• _Problem_
Locate every line in the material below that contains the string "module" and copy each of those lines in full.

• _Task data_

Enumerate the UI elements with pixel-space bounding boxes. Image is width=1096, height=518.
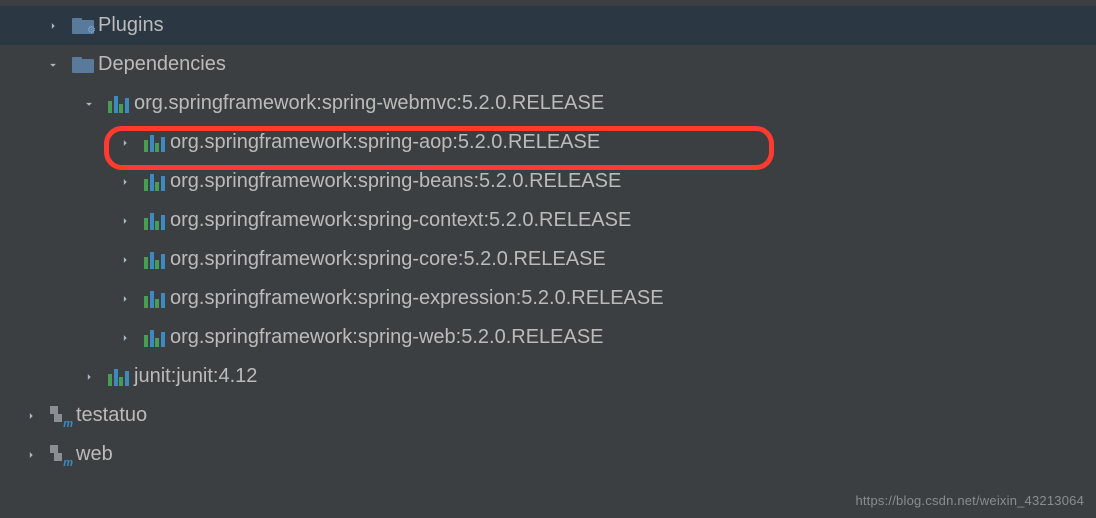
tree-node-dependency-context[interactable]: org.springframework:spring-context:5.2.0… bbox=[0, 201, 1096, 240]
tree-node-dependency-webmvc[interactable]: org.springframework:spring-webmvc:5.2.0.… bbox=[0, 84, 1096, 123]
node-label: org.springframework:spring-context:5.2.0… bbox=[170, 209, 631, 232]
library-icon bbox=[108, 93, 134, 115]
tree-node-dependency-aop[interactable]: org.springframework:spring-aop:5.2.0.REL… bbox=[0, 123, 1096, 162]
chevron-right-icon[interactable] bbox=[80, 368, 98, 386]
tree-node-dependency-core[interactable]: org.springframework:spring-core:5.2.0.RE… bbox=[0, 240, 1096, 279]
library-icon bbox=[144, 288, 170, 310]
chevron-right-icon[interactable] bbox=[116, 290, 134, 308]
node-label: org.springframework:spring-core:5.2.0.RE… bbox=[170, 248, 606, 271]
node-label: org.springframework:spring-expression:5.… bbox=[170, 287, 664, 310]
chevron-right-icon[interactable] bbox=[22, 446, 40, 464]
library-icon bbox=[144, 249, 170, 271]
chevron-down-icon[interactable] bbox=[44, 56, 62, 74]
tree-node-dependency-junit[interactable]: junit:junit:4.12 bbox=[0, 357, 1096, 396]
node-label: Dependencies bbox=[98, 53, 226, 76]
chevron-right-icon[interactable] bbox=[22, 407, 40, 425]
watermark-text: https://blog.csdn.net/weixin_43213064 bbox=[855, 493, 1084, 508]
module-icon: m bbox=[50, 405, 76, 427]
chevron-right-icon[interactable] bbox=[116, 251, 134, 269]
tree-node-module-testatuo[interactable]: m testatuo bbox=[0, 396, 1096, 435]
node-label: junit:junit:4.12 bbox=[134, 365, 257, 388]
folder-icon bbox=[72, 54, 98, 76]
chevron-right-icon[interactable] bbox=[116, 173, 134, 191]
node-label: org.springframework:spring-aop:5.2.0.REL… bbox=[170, 131, 600, 154]
module-icon: m bbox=[50, 444, 76, 466]
chevron-right-icon[interactable] bbox=[116, 329, 134, 347]
node-label: org.springframework:spring-web:5.2.0.REL… bbox=[170, 326, 604, 349]
tree-node-dependency-web[interactable]: org.springframework:spring-web:5.2.0.REL… bbox=[0, 318, 1096, 357]
tree-node-dependency-expression[interactable]: org.springframework:spring-expression:5.… bbox=[0, 279, 1096, 318]
library-icon bbox=[144, 327, 170, 349]
chevron-down-icon[interactable] bbox=[80, 95, 98, 113]
library-icon bbox=[144, 132, 170, 154]
node-label: org.springframework:spring-webmvc:5.2.0.… bbox=[134, 92, 604, 115]
tree-node-module-web[interactable]: m web bbox=[0, 435, 1096, 474]
library-icon bbox=[144, 171, 170, 193]
project-tree: ⚙ Plugins Dependencies org.springframewo… bbox=[0, 0, 1096, 474]
tree-node-plugins[interactable]: ⚙ Plugins bbox=[0, 6, 1096, 45]
library-icon bbox=[144, 210, 170, 232]
folder-icon: ⚙ bbox=[72, 15, 98, 37]
node-label: Plugins bbox=[98, 14, 164, 37]
chevron-right-icon[interactable] bbox=[44, 17, 62, 35]
node-label: testatuo bbox=[76, 404, 147, 427]
node-label: org.springframework:spring-beans:5.2.0.R… bbox=[170, 170, 621, 193]
node-label: web bbox=[76, 443, 113, 466]
chevron-right-icon[interactable] bbox=[116, 212, 134, 230]
chevron-right-icon[interactable] bbox=[116, 134, 134, 152]
tree-node-dependencies[interactable]: Dependencies bbox=[0, 45, 1096, 84]
library-icon bbox=[108, 366, 134, 388]
tree-node-dependency-beans[interactable]: org.springframework:spring-beans:5.2.0.R… bbox=[0, 162, 1096, 201]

• _Task response_
module-icon: m bbox=[50, 405, 76, 427]
tree-node-module-testatuo[interactable]: m testatuo bbox=[0, 396, 1096, 435]
module-icon: m bbox=[50, 444, 76, 466]
tree-node-module-web[interactable]: m web bbox=[0, 435, 1096, 474]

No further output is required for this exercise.